Continue the post about multi-stage installs in npm, starting right after its last sentence.

Passage provided:
* BEGIN *

Multi-stage installs and a better npm

(Originally posted to the npm blog, the source is on Github.)

Hi everyone! I’m the new programmer at npm working on the CLI. I’m really excited that my first major project is going to be a substantial refactor to how npm handles dependency trees. We’ve been calling this thing multi-stage install but really it covers more than just installs.

Multi-stage installs will touch and improve all of the actions npm takes relating to dependencies and mutating your node_modules directory. This affects install, uninstall, dedupe, shrinkwrap and, obviously, dependencies (including optionalDependencies, peerDependencies, bundledDependencies and devDependencies).

The idea is simple enough: Build an in-memory model of how we want the node_modules directories to look. Compare that model to what’s on disk, producing a list of steps to change the disk version into the memory model. Finally, we execute the steps in the list.

* END *

Provided data:

* BEGIN *

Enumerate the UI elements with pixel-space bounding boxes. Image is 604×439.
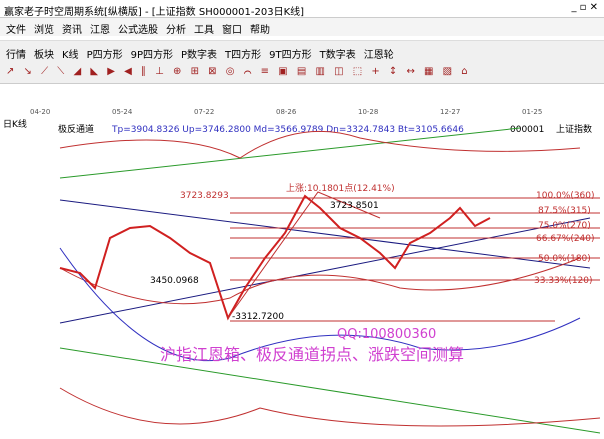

* END *

Response to this exercise:
The refactor gives several needed improvements: It gives us knowledge of the dependency tree and what we need to do prior to touching your node_modules directory. This means we can give simple errors, earlier, much improving the experience of this failure case. Further, deduping and recursive dependency resolution are then easy to include. And by breaking down the actual act of installing new modules into functional pieces, we eliminate the opportunity for many of the race conditions that have plagued us recently.

Breaking changes: The refactor will likely result in a new major version as we will almost certainly be tweaking lifecycle script behavior. At the very least, we’ll be running each lifecycle step as its own stage in the multi-stage install.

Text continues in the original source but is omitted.